Data listing:
----------------

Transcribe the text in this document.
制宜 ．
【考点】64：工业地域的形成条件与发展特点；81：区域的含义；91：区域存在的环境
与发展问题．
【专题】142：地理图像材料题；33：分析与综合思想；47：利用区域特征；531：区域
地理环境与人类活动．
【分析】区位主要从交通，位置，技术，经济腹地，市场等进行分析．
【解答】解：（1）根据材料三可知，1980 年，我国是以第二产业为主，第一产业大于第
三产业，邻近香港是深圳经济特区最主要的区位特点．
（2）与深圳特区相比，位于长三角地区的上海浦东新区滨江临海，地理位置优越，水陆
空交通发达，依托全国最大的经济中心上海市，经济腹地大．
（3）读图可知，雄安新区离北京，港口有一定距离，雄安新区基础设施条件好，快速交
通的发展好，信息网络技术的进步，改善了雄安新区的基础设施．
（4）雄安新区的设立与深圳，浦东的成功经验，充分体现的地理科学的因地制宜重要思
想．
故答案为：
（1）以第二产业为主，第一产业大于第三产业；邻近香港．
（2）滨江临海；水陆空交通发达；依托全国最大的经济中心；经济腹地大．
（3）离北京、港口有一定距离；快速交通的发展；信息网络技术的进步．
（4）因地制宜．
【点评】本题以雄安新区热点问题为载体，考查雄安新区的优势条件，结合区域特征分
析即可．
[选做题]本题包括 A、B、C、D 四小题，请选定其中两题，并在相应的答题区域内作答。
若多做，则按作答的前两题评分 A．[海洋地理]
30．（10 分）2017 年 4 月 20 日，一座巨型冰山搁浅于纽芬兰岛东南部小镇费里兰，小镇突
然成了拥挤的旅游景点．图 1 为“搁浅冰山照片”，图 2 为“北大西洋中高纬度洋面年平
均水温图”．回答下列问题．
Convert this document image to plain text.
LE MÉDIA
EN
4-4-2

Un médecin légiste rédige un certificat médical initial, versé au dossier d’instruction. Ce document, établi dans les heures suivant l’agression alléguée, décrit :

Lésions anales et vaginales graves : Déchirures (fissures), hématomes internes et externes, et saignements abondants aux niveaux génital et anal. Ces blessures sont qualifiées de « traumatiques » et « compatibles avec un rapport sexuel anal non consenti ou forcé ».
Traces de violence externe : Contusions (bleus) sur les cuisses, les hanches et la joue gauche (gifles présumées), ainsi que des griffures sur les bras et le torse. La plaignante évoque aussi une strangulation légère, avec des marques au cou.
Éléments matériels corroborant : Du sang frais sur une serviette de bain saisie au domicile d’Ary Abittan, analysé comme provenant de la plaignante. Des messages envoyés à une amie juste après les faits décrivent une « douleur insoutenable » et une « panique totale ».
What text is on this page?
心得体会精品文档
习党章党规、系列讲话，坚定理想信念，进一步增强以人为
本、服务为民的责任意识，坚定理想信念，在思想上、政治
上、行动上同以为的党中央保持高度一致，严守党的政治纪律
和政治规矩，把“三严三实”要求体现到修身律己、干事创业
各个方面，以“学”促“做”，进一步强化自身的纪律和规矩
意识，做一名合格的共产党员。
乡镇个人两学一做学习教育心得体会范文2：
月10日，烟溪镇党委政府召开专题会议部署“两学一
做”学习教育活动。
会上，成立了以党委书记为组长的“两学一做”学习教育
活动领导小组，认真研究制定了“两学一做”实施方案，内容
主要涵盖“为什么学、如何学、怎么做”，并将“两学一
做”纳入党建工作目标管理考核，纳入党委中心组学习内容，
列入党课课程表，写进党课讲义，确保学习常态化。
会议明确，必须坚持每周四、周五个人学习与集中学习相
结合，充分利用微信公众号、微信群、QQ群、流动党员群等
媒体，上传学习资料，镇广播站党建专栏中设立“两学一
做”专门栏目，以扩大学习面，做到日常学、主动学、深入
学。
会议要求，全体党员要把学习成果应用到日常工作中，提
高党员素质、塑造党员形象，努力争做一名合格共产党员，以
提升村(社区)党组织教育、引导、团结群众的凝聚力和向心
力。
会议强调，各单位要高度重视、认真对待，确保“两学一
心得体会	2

----------------

Exercise instructions -
Identify how many lines in the entries above include the string "经济腹地大", then state that number alone.

Solution to this exercise -
2